[Records from a collection of figures]
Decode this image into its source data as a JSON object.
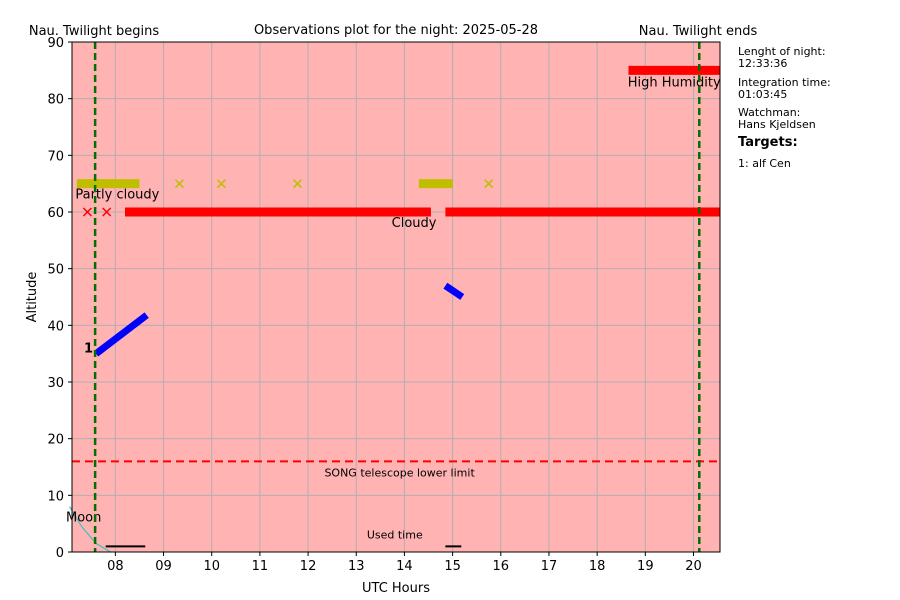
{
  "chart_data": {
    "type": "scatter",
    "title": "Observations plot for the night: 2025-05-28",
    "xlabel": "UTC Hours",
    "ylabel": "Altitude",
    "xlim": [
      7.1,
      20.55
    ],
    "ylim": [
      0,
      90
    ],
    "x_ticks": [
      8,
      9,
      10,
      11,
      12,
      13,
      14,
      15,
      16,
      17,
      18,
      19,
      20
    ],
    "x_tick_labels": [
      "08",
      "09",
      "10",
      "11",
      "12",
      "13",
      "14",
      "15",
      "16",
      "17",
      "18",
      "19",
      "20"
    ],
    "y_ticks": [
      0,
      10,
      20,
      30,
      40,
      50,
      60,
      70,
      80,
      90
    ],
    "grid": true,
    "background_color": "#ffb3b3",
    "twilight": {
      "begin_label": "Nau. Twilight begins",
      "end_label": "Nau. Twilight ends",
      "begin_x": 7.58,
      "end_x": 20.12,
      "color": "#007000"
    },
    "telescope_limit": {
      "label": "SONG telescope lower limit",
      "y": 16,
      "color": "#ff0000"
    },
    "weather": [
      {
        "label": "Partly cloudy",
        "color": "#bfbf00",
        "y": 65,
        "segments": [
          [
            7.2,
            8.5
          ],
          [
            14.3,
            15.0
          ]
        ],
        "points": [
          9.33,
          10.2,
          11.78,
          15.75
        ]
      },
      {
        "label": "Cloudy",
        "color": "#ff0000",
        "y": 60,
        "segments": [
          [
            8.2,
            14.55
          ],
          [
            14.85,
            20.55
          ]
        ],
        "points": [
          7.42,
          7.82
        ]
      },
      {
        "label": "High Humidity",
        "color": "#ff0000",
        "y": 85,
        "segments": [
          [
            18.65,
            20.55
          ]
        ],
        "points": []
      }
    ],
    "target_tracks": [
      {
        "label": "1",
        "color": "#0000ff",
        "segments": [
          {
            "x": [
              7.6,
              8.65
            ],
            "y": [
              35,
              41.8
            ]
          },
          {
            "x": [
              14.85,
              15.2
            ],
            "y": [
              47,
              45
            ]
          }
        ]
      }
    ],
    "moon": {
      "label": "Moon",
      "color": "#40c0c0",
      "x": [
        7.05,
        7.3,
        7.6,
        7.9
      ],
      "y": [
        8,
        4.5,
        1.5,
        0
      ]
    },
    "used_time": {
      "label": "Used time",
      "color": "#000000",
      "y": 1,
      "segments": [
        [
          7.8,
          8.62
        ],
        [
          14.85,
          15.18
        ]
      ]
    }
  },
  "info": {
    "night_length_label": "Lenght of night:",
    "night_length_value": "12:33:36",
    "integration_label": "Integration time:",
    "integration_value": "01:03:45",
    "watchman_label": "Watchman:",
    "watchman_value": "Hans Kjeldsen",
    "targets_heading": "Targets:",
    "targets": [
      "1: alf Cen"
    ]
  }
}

- _PROBLEM TO WORK ON_
Nothing but the pictures may be dropped; output the records above exactly.

- _ANSWER FOR THE TASK_
Decode this image into its source data as a JSON object.
{
  "chart_data": {
    "type": "scatter",
    "title": "Observations plot for the night: 2025-05-28",
    "xlabel": "UTC Hours",
    "ylabel": "Altitude",
    "xlim": [
      7.1,
      20.55
    ],
    "ylim": [
      0,
      90
    ],
    "x_ticks": [
      8,
      9,
      10,
      11,
      12,
      13,
      14,
      15,
      16,
      17,
      18,
      19,
      20
    ],
    "x_tick_labels": [
      "08",
      "09",
      "10",
      "11",
      "12",
      "13",
      "14",
      "15",
      "16",
      "17",
      "18",
      "19",
      "20"
    ],
    "y_ticks": [
      0,
      10,
      20,
      30,
      40,
      50,
      60,
      70,
      80,
      90
    ],
    "grid": true,
    "background_color": "#ffb3b3",
    "twilight": {
      "begin_label": "Nau. Twilight begins",
      "end_label": "Nau. Twilight ends",
      "begin_x": 7.58,
      "end_x": 20.12,
      "color": "#007000"
    },
    "telescope_limit": {
      "label": "SONG telescope lower limit",
      "y": 16,
      "color": "#ff0000"
    },
    "weather": [
      {
        "label": "Partly cloudy",
        "color": "#bfbf00",
        "y": 65,
        "segments": [
          [
            7.2,
            8.5
          ],
          [
            14.3,
            15.0
          ]
        ],
        "points": [
          9.33,
          10.2,
          11.78,
          15.75
        ]
      },
      {
        "label": "Cloudy",
        "color": "#ff0000",
        "y": 60,
        "segments": [
          [
            8.2,
            14.55
          ],
          [
            14.85,
            20.55
          ]
        ],
        "points": [
          7.42,
          7.82
        ]
      },
      {
        "label": "High Humidity",
        "color": "#ff0000",
        "y": 85,
        "segments": [
          [
            18.65,
            20.55
          ]
        ],
        "points": []
      }
    ],
    "target_tracks": [
      {
        "label": "1",
        "color": "#0000ff",
        "segments": [
          {
            "x": [
              7.6,
              8.65
            ],
            "y": [
              35,
              41.8
            ]
          },
          {
            "x": [
              14.85,
              15.2
            ],
            "y": [
              47,
              45
            ]
          }
        ]
      }
    ],
    "moon": {
      "label": "Moon",
      "color": "#40c0c0",
      "x": [
        7.05,
        7.3,
        7.6,
        7.9
      ],
      "y": [
        8,
        4.5,
        1.5,
        0
      ]
    },
    "used_time": {
      "label": "Used time",
      "color": "#000000",
      "y": 1,
      "segments": [
        [
          7.8,
          8.62
        ],
        [
          14.85,
          15.18
        ]
      ]
    }
  },
  "info": {
    "night_length_label": "Lenght of night:",
    "night_length_value": "12:33:36",
    "integration_label": "Integration time:",
    "integration_value": "01:03:45",
    "watchman_label": "Watchman:",
    "watchman_value": "Hans Kjeldsen",
    "targets_heading": "Targets:",
    "targets": [
      "1: alf Cen"
    ]
  }
}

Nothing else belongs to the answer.